Format every line of the records below as a Markdown table with two columns, Row and Line, numbering each row and omitting blank lines.

BEGIN DATASET ENTRIES

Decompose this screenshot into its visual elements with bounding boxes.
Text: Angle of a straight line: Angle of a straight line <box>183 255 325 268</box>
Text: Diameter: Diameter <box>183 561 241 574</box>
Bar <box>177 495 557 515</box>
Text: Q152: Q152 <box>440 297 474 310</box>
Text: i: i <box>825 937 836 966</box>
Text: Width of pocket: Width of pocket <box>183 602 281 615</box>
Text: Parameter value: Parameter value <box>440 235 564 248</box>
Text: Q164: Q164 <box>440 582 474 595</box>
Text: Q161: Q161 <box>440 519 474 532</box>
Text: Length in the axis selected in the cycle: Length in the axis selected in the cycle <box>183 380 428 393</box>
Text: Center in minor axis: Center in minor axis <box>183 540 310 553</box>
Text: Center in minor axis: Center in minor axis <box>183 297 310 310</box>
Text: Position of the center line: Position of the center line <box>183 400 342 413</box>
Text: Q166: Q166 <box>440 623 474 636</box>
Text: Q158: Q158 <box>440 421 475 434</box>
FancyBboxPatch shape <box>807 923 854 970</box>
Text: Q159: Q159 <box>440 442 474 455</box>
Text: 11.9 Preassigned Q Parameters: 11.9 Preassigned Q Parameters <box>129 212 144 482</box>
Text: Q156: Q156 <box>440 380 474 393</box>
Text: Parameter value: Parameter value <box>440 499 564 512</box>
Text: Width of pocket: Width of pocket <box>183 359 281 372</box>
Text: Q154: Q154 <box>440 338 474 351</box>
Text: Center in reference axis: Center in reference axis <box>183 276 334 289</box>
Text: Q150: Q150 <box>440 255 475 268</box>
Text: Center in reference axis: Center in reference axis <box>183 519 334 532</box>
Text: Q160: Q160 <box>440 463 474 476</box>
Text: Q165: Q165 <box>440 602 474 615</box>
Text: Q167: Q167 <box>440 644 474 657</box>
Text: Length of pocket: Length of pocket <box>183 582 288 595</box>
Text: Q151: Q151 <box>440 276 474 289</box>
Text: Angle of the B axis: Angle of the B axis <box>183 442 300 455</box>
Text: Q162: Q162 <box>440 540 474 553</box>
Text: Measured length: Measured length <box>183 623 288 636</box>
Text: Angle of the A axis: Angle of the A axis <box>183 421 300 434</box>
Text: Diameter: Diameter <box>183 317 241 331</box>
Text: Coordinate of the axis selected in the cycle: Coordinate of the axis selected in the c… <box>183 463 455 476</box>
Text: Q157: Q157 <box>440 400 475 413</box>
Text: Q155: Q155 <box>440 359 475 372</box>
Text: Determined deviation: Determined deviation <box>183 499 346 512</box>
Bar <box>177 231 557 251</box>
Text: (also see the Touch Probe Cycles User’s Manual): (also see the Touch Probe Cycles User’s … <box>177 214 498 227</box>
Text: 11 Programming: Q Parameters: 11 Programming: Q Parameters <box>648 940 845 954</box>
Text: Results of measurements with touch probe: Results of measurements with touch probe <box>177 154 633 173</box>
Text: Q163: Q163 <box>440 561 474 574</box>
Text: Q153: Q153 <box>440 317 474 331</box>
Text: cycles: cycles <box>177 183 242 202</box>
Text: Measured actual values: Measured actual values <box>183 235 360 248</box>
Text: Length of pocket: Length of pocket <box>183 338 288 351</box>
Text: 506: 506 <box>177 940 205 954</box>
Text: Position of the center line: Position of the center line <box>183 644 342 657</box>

END DATASET ENTRIES

### RESPONSE TO THIS TASK
| Row | Line |
|---|---|
| 1 | Decompose this screenshot into its visual elements with bounding boxes. |
| 2 | Text: Angle of a straight line: Angle of a straight line <box>183 255 325 268</box> |
| 3 | Text: Diameter: Diameter <box>183 561 241 574</box> |
| 4 | Bar <box>177 495 557 515</box> |
| 5 | Text: Q152: Q152 <box>440 297 474 310</box> |
| 6 | Text: i: i <box>825 937 836 966</box> |
| 7 | Text: Width of pocket: Width of pocket <box>183 602 281 615</box> |
| 8 | Text: Parameter value: Parameter value <box>440 235 564 248</box> |
| 9 | Text: Q164: Q164 <box>440 582 474 595</box> |
| 10 | Text: Q161: Q161 <box>440 519 474 532</box> |
| 11 | Text: Length in the axis selected in the cycle: Length in the axis selected in the cycle <box>183 380 428 393</box> |
| 12 | Text: Center in minor axis: Center in minor axis <box>183 540 310 553</box> |
| 13 | Text: Center in minor axis: Center in minor axis <box>183 297 310 310</box> |
| 14 | Text: Position of the center line: Position of the center line <box>183 400 342 413</box> |
| 15 | Text: Q166: Q166 <box>440 623 474 636</box> |
| 16 | Text: Q158: Q158 <box>440 421 475 434</box> |
| 17 | FancyBboxPatch shape <box>807 923 854 970</box> |
| 18 | Text: Q159: Q159 <box>440 442 474 455</box> |
| 19 | Text: 11.9 Preassigned Q Parameters: 11.9 Preassigned Q Parameters <box>129 212 144 482</box> |
| 20 | Text: Q156: Q156 <box>440 380 474 393</box> |
| 21 | Text: Parameter value: Parameter value <box>440 499 564 512</box> |
| 22 | Text: Width of pocket: Width of pocket <box>183 359 281 372</box> |
| 23 | Text: Q154: Q154 <box>440 338 474 351</box> |
| 24 | Text: Center in reference axis: Center in reference axis <box>183 276 334 289</box> |
| 25 | Text: Q150: Q150 <box>440 255 475 268</box> |
| 26 | Text: Center in reference axis: Center in reference axis <box>183 519 334 532</box> |
| 27 | Text: Q160: Q160 <box>440 463 474 476</box> |
| 28 | Text: Q165: Q165 <box>440 602 474 615</box> |
| 29 | Text: Q167: Q167 <box>440 644 474 657</box> |
| 30 | Text: Length of pocket: Length of pocket <box>183 582 288 595</box> |
| 31 | Text: Q151: Q151 <box>440 276 474 289</box> |
| 32 | Text: Angle of the B axis: Angle of the B axis <box>183 442 300 455</box> |
| 33 | Text: Q162: Q162 <box>440 540 474 553</box> |
| 34 | Text: Measured length: Measured length <box>183 623 288 636</box> |
| 35 | Text: Angle of the A axis: Angle of the A axis <box>183 421 300 434</box> |
| 36 | Text: Diameter: Diameter <box>183 317 241 331</box> |
| 37 | Text: Coordinate of the axis selected in the cycle: Coordinate of the axis selected in the c… <box>183 463 455 476</box> |
| 38 | Text: Q157: Q157 <box>440 400 475 413</box> |
| 39 | Text: Q155: Q155 <box>440 359 475 372</box> |
| 40 | Text: Determined deviation: Determined deviation <box>183 499 346 512</box> |
| 41 | Bar <box>177 231 557 251</box> |
| 42 | Text: (also see the Touch Probe Cycles User’s Manual): (also see the Touch Probe Cycles User’s … <box>177 214 498 227</box> |
| 43 | Text: 11 Programming: Q Parameters: 11 Programming: Q Parameters <box>648 940 845 954</box> |
| 44 | Text: Results of measurements with touch probe: Results of measurements with touch probe <box>177 154 633 173</box> |
| 45 | Text: Q163: Q163 <box>440 561 474 574</box> |
| 46 | Text: Q153: Q153 <box>440 317 474 331</box> |
| 47 | Text: cycles: cycles <box>177 183 242 202</box> |
| 48 | Text: Measured actual values: Measured actual values <box>183 235 360 248</box> |
| 49 | Text: Length of pocket: Length of pocket <box>183 338 288 351</box> |
| 50 | Text: 506: 506 <box>177 940 205 954</box> |
| 51 | Text: Position of the center line: Position of the center line <box>183 644 342 657</box> |